Objective — In each of the items below, change "bboxes" to "bounding boxes" and reproduce every other line unchanged. Leave the pictures out of your answer.

[Element-and-box listings]
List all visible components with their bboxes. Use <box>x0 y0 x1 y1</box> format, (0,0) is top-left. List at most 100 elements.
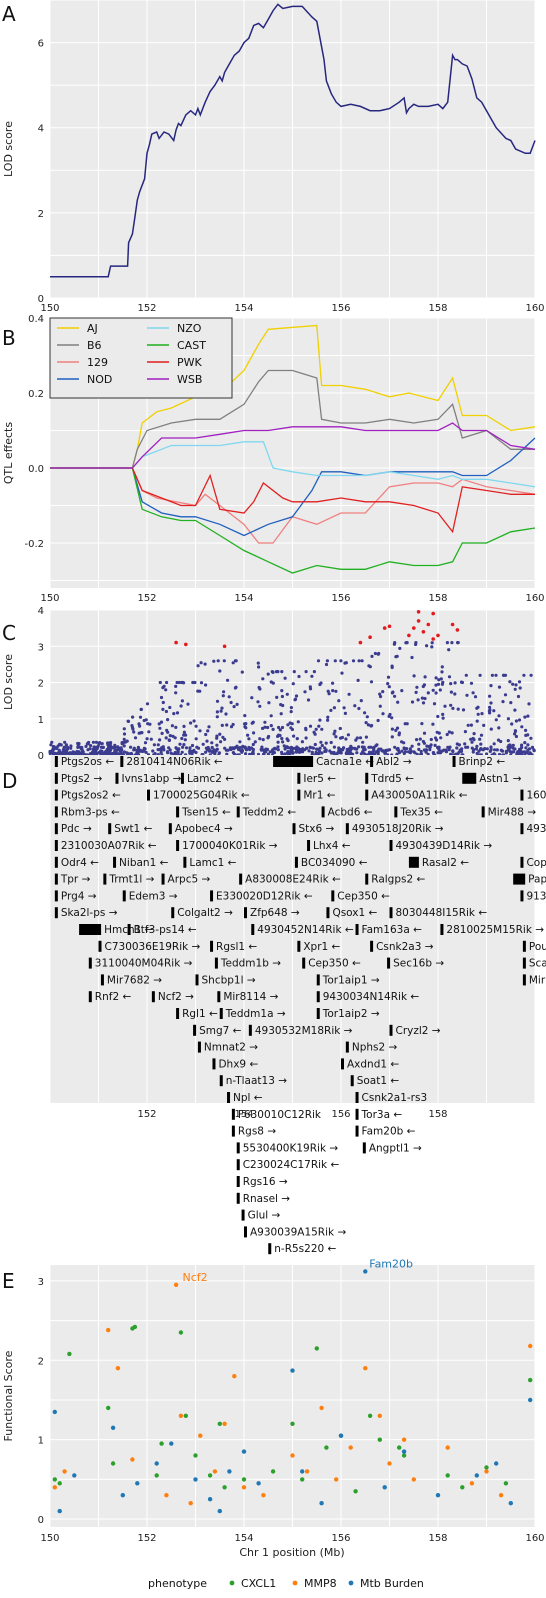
panel-c-snp-point <box>164 709 168 714</box>
panel-c-snp-point <box>122 750 127 754</box>
panel-c-snp-point <box>432 702 437 706</box>
panel-c-snp-point <box>406 750 411 754</box>
panel-c-snp-point <box>294 748 299 753</box>
panel-c-snp-point <box>510 722 514 726</box>
panel-e-data-point <box>363 1269 368 1274</box>
panel-c-snp-point <box>194 750 198 755</box>
panel-c-snp-point <box>387 685 391 689</box>
panel-c-snp-point <box>238 740 242 744</box>
panel-c-snp-point <box>400 689 404 693</box>
panel-e-data-point <box>217 1508 222 1514</box>
panel-c-snp-point <box>300 750 305 754</box>
panel-c-snp-point <box>215 743 219 747</box>
panel-c-snp-point <box>439 736 443 740</box>
panel-c-snp-point <box>125 739 129 743</box>
panel-c-snp-point <box>178 742 182 746</box>
panel-c-snp-point <box>310 746 315 750</box>
panel-d-gene-label: Lhx4 ← <box>313 840 351 852</box>
panel-c-snp-point <box>286 750 290 754</box>
panel-d-gene-block <box>408 856 419 868</box>
panel-c-snp-point <box>76 751 80 755</box>
panel-d-gene-label: Mir8114 → <box>223 991 278 1003</box>
panel-c-snp-point <box>361 750 365 754</box>
panel-c-snp-point <box>51 750 55 754</box>
panel-c-snp-point <box>526 733 530 737</box>
panel-d-gene-label: Cop… <box>526 857 546 869</box>
panel-c-snp-point <box>387 714 391 719</box>
panel-d-gene-label: Tdrd5 ← <box>370 773 414 785</box>
panel-c-snp-point <box>218 669 222 673</box>
panel-c-snp-point <box>349 744 353 748</box>
panel-d-gene-block <box>236 1142 240 1154</box>
panel-e-data-point <box>52 1485 57 1490</box>
panel-c-snp-point <box>271 670 275 675</box>
panel-c-snp-point <box>526 714 530 718</box>
panel-c-snp-point <box>310 750 314 754</box>
panel-a-x-tick-label: 156 <box>331 303 350 314</box>
panel-c-snp-point <box>303 690 307 694</box>
panel-c-snp-point <box>122 744 126 748</box>
panel-c-snp-point <box>253 740 257 744</box>
panel-c-snp-point <box>430 641 434 645</box>
panel-c-snp-point <box>489 727 493 731</box>
panel-c-snp-point <box>457 743 461 747</box>
panel-c-snp-point <box>340 671 344 675</box>
panel-c-snp-point <box>180 736 184 741</box>
panel-d-gene-block <box>54 890 58 902</box>
panel-d-gene-label: Brinp2 ← <box>459 756 506 768</box>
panel-c-snp-point <box>395 752 399 756</box>
panel-c-snp-point <box>190 743 195 748</box>
panel-d-gene-block <box>212 1058 216 1070</box>
panel-c-snp-point <box>204 750 208 754</box>
panel-d-gene-block <box>440 924 444 935</box>
panel-c-snp-point <box>160 731 164 736</box>
panel-c-snp-point <box>260 745 264 749</box>
panel-c-snp-point <box>278 728 282 732</box>
panel-c-snp-point <box>503 693 508 697</box>
panel-c-snp-point <box>158 726 162 730</box>
panel-c-snp-point <box>196 664 200 668</box>
panel-c-y-tick-label: 4 <box>38 606 44 617</box>
panel-c-snp-point <box>431 751 436 755</box>
panel-c-snp-point <box>479 733 484 737</box>
panel-a-x-tick-label: 154 <box>234 303 253 314</box>
panel-c-snp-point <box>492 742 496 746</box>
panel-c-snp-point <box>393 641 397 645</box>
panel-c-snp-point <box>396 747 400 751</box>
panel-c-snp-point <box>414 690 418 695</box>
panel-d-gene-block <box>297 772 301 784</box>
panel-d-gene-label: 4930452N14Rik ← <box>257 924 354 936</box>
panel-d-gene-label: Mir488 → <box>488 806 537 818</box>
panel-d-gene-label: Swt1 ← <box>114 823 152 835</box>
panel-c-snp-point <box>113 743 117 747</box>
panel-a-y-tick-label: 6 <box>38 39 44 50</box>
panel-b-legend-label: PWK <box>177 356 203 369</box>
panel-c-snp-point <box>463 730 467 734</box>
panel-c-snp-point <box>507 746 511 750</box>
panel-c-snp-point <box>390 727 394 731</box>
panel-c-snp-point <box>364 721 368 725</box>
panel-e-x-tick-label: 158 <box>428 1533 447 1544</box>
panel-c-snp-point <box>222 690 226 694</box>
panel-e-data-point <box>401 1449 407 1454</box>
panel-e-data-point <box>445 1473 450 1478</box>
panel-d-gene-block <box>370 756 374 767</box>
panel-c-snp-point <box>304 736 308 740</box>
panel-e-data-point <box>193 1453 198 1458</box>
panel-c-snp-point <box>176 750 180 754</box>
panel-c-snp-point <box>514 719 519 723</box>
panel-c-snp-point <box>370 654 374 659</box>
panel-d-gene-block <box>389 1024 393 1036</box>
panel-b-series-line <box>50 324 536 469</box>
panel-e-x-tick-label: 152 <box>137 1533 156 1544</box>
panel-e-data-point <box>217 1421 222 1427</box>
panel-c-snp-point <box>126 719 131 724</box>
panel-d-gene-block <box>365 789 369 801</box>
panel-c-y-axis-title: LOD score <box>2 654 15 710</box>
panel-d-gene-label: A930039A15Rik → <box>250 1226 346 1238</box>
panel-d-gene-label: Lamc2 ← <box>187 773 234 785</box>
panel-a-x-tick-label: 160 <box>525 303 544 314</box>
panel-e-data-point <box>222 1485 227 1490</box>
panel-c-snp-point <box>280 694 284 699</box>
panel-e-x-tick-label: 154 <box>234 1533 253 1544</box>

The answer —
List all visible components with their bounding boxes. Use <box>x0 y0 x1 y1</box> format, (0,0) is top-left. List at most 100 elements.
panel-c-snp-point <box>164 709 168 714</box>
panel-c-snp-point <box>122 750 127 754</box>
panel-c-snp-point <box>432 702 437 706</box>
panel-c-snp-point <box>406 750 411 754</box>
panel-c-snp-point <box>294 748 299 753</box>
panel-c-snp-point <box>510 722 514 726</box>
panel-e-data-point <box>363 1269 368 1274</box>
panel-c-snp-point <box>194 750 198 755</box>
panel-c-snp-point <box>387 685 391 689</box>
panel-c-snp-point <box>238 740 242 744</box>
panel-c-snp-point <box>400 689 404 693</box>
panel-e-data-point <box>217 1508 222 1514</box>
panel-c-snp-point <box>300 750 305 754</box>
panel-c-snp-point <box>215 743 219 747</box>
panel-c-snp-point <box>439 736 443 740</box>
panel-c-snp-point <box>125 739 129 743</box>
panel-c-snp-point <box>178 742 182 746</box>
panel-c-snp-point <box>310 746 315 750</box>
panel-d-gene-label: Lhx4 ← <box>313 840 351 852</box>
panel-c-snp-point <box>286 750 290 754</box>
panel-d-gene-block <box>408 856 419 868</box>
panel-c-snp-point <box>76 751 80 755</box>
panel-d-gene-label: Mir8114 → <box>223 991 278 1003</box>
panel-c-snp-point <box>361 750 365 754</box>
panel-c-snp-point <box>51 750 55 754</box>
panel-c-snp-point <box>526 733 530 737</box>
panel-d-gene-label: Cop… <box>526 857 546 869</box>
panel-c-snp-point <box>387 714 391 719</box>
panel-d-gene-label: Tdrd5 ← <box>370 773 414 785</box>
panel-c-snp-point <box>218 669 222 673</box>
panel-c-snp-point <box>349 744 353 748</box>
panel-d-gene-block <box>236 1142 240 1154</box>
panel-e-data-point <box>52 1485 57 1490</box>
panel-c-snp-point <box>271 670 275 675</box>
panel-c-snp-point <box>526 714 530 718</box>
panel-c-snp-point <box>310 750 314 754</box>
panel-a-x-tick-label: 156 <box>331 303 350 314</box>
panel-c-snp-point <box>303 690 307 694</box>
panel-c-snp-point <box>122 744 126 748</box>
panel-c-snp-point <box>253 740 257 744</box>
panel-c-snp-point <box>430 641 434 645</box>
panel-c-snp-point <box>489 727 493 731</box>
panel-c-snp-point <box>457 743 461 747</box>
panel-c-snp-point <box>340 671 344 675</box>
panel-c-snp-point <box>180 736 184 741</box>
panel-d-gene-block <box>54 890 58 902</box>
panel-d-gene-label: Brinp2 ← <box>459 756 506 768</box>
panel-c-snp-point <box>395 752 399 756</box>
panel-c-snp-point <box>190 743 195 748</box>
panel-d-gene-block <box>212 1058 216 1070</box>
panel-c-snp-point <box>204 750 208 754</box>
panel-d-gene-block <box>440 924 444 935</box>
panel-c-snp-point <box>160 731 164 736</box>
panel-c-snp-point <box>260 745 264 749</box>
panel-c-snp-point <box>278 728 282 732</box>
panel-c-snp-point <box>503 693 508 697</box>
panel-c-snp-point <box>158 726 162 730</box>
panel-c-snp-point <box>196 664 200 668</box>
panel-c-y-tick-label: 4 <box>38 606 44 617</box>
panel-c-snp-point <box>431 751 436 755</box>
panel-c-snp-point <box>479 733 484 737</box>
panel-a-x-tick-label: 154 <box>234 303 253 314</box>
panel-c-snp-point <box>492 742 496 746</box>
panel-c-snp-point <box>393 641 397 645</box>
panel-c-snp-point <box>396 747 400 751</box>
panel-c-snp-point <box>414 690 418 695</box>
panel-d-gene-block <box>297 772 301 784</box>
panel-d-gene-label: 4930452N14Rik ← <box>257 924 354 936</box>
panel-d-gene-label: Mir488 → <box>488 806 537 818</box>
panel-d-gene-label: Swt1 ← <box>114 823 152 835</box>
panel-c-snp-point <box>113 743 117 747</box>
panel-a-y-tick-label: 6 <box>38 39 44 50</box>
panel-b-legend-label: PWK <box>177 356 203 369</box>
panel-c-snp-point <box>463 730 467 734</box>
panel-c-snp-point <box>507 746 511 750</box>
panel-c-snp-point <box>390 727 394 731</box>
panel-c-snp-point <box>364 721 368 725</box>
panel-e-x-tick-label: 158 <box>428 1533 447 1544</box>
panel-c-snp-point <box>222 690 226 694</box>
panel-e-data-point <box>401 1449 407 1454</box>
panel-e-data-point <box>445 1473 450 1478</box>
panel-d-gene-block <box>370 756 374 767</box>
panel-c-snp-point <box>304 736 308 740</box>
panel-e-data-point <box>193 1453 198 1458</box>
panel-c-snp-point <box>176 750 180 754</box>
panel-c-snp-point <box>514 719 519 723</box>
panel-c-snp-point <box>370 654 374 659</box>
panel-d-gene-block <box>389 1024 393 1036</box>
panel-b-series-line <box>50 324 536 469</box>
panel-e-x-tick-label: 152 <box>137 1533 156 1544</box>
panel-e-data-point <box>217 1421 222 1427</box>
panel-c-snp-point <box>126 719 131 724</box>
panel-d-gene-block <box>365 789 369 801</box>
panel-c-y-axis-title: LOD score <box>2 654 15 710</box>
panel-d-gene-label: A930039A15Rik → <box>250 1226 346 1238</box>
panel-d-gene-label: Lamc2 ← <box>187 773 234 785</box>
panel-a-x-tick-label: 160 <box>525 303 544 314</box>
panel-e-data-point <box>222 1485 227 1490</box>
panel-c-snp-point <box>280 694 284 699</box>
panel-e-x-tick-label: 154 <box>234 1533 253 1544</box>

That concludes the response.